____ RAW DATA
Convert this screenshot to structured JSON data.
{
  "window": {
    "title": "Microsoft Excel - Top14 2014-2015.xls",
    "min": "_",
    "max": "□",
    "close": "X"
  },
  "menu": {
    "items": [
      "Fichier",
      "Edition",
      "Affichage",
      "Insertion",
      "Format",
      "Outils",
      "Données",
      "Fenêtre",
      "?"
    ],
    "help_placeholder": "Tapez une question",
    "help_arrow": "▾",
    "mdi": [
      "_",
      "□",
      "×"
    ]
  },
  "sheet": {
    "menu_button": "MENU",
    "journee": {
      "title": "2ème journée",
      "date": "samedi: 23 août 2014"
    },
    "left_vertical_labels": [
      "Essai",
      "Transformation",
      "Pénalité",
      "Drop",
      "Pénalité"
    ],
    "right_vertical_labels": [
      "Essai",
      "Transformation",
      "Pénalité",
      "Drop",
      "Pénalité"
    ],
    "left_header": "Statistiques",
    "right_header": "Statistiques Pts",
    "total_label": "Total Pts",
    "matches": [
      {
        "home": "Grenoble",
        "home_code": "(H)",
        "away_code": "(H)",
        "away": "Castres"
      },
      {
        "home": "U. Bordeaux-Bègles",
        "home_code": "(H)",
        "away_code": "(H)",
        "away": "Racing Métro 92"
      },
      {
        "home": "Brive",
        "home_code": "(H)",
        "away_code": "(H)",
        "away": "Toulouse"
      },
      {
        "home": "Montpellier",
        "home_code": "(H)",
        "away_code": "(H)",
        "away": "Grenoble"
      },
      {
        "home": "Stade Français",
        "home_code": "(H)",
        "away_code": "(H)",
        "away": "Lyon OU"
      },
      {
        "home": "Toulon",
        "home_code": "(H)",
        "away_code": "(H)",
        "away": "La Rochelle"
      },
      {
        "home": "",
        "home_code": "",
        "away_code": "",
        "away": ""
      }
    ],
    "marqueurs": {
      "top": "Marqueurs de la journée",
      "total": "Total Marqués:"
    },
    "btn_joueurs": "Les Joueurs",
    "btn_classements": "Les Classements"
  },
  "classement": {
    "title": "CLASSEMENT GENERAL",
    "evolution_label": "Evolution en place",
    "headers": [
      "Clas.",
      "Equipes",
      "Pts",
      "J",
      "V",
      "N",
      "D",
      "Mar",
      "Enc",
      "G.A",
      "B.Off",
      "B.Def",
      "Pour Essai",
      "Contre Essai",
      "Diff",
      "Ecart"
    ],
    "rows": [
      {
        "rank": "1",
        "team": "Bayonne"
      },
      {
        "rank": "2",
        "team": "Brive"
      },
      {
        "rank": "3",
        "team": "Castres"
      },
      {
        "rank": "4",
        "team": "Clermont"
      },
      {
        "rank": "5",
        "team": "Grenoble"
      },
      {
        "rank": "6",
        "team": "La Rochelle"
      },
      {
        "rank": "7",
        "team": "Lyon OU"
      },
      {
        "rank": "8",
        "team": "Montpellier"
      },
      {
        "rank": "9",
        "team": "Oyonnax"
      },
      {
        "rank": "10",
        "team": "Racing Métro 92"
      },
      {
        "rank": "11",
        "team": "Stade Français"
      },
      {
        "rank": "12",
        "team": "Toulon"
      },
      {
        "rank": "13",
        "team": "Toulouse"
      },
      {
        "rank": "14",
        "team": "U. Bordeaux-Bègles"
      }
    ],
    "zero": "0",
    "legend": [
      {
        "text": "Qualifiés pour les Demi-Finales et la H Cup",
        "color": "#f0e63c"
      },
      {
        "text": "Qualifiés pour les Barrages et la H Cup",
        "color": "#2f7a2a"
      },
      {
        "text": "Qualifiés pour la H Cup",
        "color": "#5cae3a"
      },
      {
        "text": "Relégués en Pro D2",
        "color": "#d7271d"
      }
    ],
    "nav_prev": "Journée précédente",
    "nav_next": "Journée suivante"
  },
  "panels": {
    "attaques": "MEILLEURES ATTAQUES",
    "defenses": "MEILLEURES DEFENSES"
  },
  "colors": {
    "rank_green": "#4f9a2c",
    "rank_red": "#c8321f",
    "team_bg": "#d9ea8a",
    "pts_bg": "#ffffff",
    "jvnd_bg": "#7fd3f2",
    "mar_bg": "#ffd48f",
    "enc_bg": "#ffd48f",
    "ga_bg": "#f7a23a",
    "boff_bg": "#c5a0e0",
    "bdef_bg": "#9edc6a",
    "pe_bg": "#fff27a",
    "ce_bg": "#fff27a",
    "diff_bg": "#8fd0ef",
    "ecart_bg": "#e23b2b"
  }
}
________
WRITTEN EXERCISE:
Faithfully transcribe the whole of the data.

WRITTEN RESPONSE:
Convert this screenshot to structured JSON data.
{
  "window": {
    "title": "Microsoft Excel - Top14 2014-2015.xls",
    "min": "_",
    "max": "□",
    "close": "X"
  },
  "menu": {
    "items": [
      "Fichier",
      "Edition",
      "Affichage",
      "Insertion",
      "Format",
      "Outils",
      "Données",
      "Fenêtre",
      "?"
    ],
    "help_placeholder": "Tapez une question",
    "help_arrow": "▾",
    "mdi": [
      "_",
      "□",
      "×"
    ]
  },
  "sheet": {
    "menu_button": "MENU",
    "journee": {
      "title": "2ème journée",
      "date": "samedi: 23 août 2014"
    },
    "left_vertical_labels": [
      "Essai",
      "Transformation",
      "Pénalité",
      "Drop",
      "Pénalité"
    ],
    "right_vertical_labels": [
      "Essai",
      "Transformation",
      "Pénalité",
      "Drop",
      "Pénalité"
    ],
    "left_header": "Statistiques",
    "right_header": "Statistiques Pts",
    "total_label": "Total Pts",
    "matches": [
      {
        "home": "Grenoble",
        "home_code": "(H)",
        "away_code": "(H)",
        "away": "Castres"
      },
      {
        "home": "U. Bordeaux-Bègles",
        "home_code": "(H)",
        "away_code": "(H)",
        "away": "Racing Métro 92"
      },
      {
        "home": "Brive",
        "home_code": "(H)",
        "away_code": "(H)",
        "away": "Toulouse"
      },
      {
        "home": "Montpellier",
        "home_code": "(H)",
        "away_code": "(H)",
        "away": "Grenoble"
      },
      {
        "home": "Stade Français",
        "home_code": "(H)",
        "away_code": "(H)",
        "away": "Lyon OU"
      },
      {
        "home": "Toulon",
        "home_code": "(H)",
        "away_code": "(H)",
        "away": "La Rochelle"
      },
      {
        "home": "",
        "home_code": "",
        "away_code": "",
        "away": ""
      }
    ],
    "marqueurs": {
      "top": "Marqueurs de la journée",
      "total": "Total Marqués:"
    },
    "btn_joueurs": "Les Joueurs",
    "btn_classements": "Les Classements"
  },
  "classement": {
    "title": "CLASSEMENT GENERAL",
    "evolution_label": "Evolution en place",
    "headers": [
      "Clas.",
      "Equipes",
      "Pts",
      "J",
      "V",
      "N",
      "D",
      "Mar",
      "Enc",
      "G.A",
      "B.Off",
      "B.Def",
      "Pour Essai",
      "Contre Essai",
      "Diff",
      "Ecart"
    ],
    "rows": [
      {
        "rank": "1",
        "team": "Bayonne"
      },
      {
        "rank": "2",
        "team": "Brive"
      },
      {
        "rank": "3",
        "team": "Castres"
      },
      {
        "rank": "4",
        "team": "Clermont"
      },
      {
        "rank": "5",
        "team": "Grenoble"
      },
      {
        "rank": "6",
        "team": "La Rochelle"
      },
      {
        "rank": "7",
        "team": "Lyon OU"
      },
      {
        "rank": "8",
        "team": "Montpellier"
      },
      {
        "rank": "9",
        "team": "Oyonnax"
      },
      {
        "rank": "10",
        "team": "Racing Métro 92"
      },
      {
        "rank": "11",
        "team": "Stade Français"
      },
      {
        "rank": "12",
        "team": "Toulon"
      },
      {
        "rank": "13",
        "team": "Toulouse"
      },
      {
        "rank": "14",
        "team": "U. Bordeaux-Bègles"
      }
    ],
    "zero": "0",
    "legend": [
      {
        "text": "Qualifiés pour les Demi-Finales et la H Cup",
        "color": "#f0e63c"
      },
      {
        "text": "Qualifiés pour les Barrages et la H Cup",
        "color": "#2f7a2a"
      },
      {
        "text": "Qualifiés pour la H Cup",
        "color": "#5cae3a"
      },
      {
        "text": "Relégués en Pro D2",
        "color": "#d7271d"
      }
    ],
    "nav_prev": "Journée précédente",
    "nav_next": "Journée suivante"
  },
  "panels": {
    "attaques": "MEILLEURES ATTAQUES",
    "defenses": "MEILLEURES DEFENSES"
  },
  "colors": {
    "rank_green": "#4f9a2c",
    "rank_red": "#c8321f",
    "team_bg": "#d9ea8a",
    "pts_bg": "#ffffff",
    "jvnd_bg": "#7fd3f2",
    "mar_bg": "#ffd48f",
    "enc_bg": "#ffd48f",
    "ga_bg": "#f7a23a",
    "boff_bg": "#c5a0e0",
    "bdef_bg": "#9edc6a",
    "pe_bg": "#fff27a",
    "ce_bg": "#fff27a",
    "diff_bg": "#8fd0ef",
    "ecart_bg": "#e23b2b"
  }
}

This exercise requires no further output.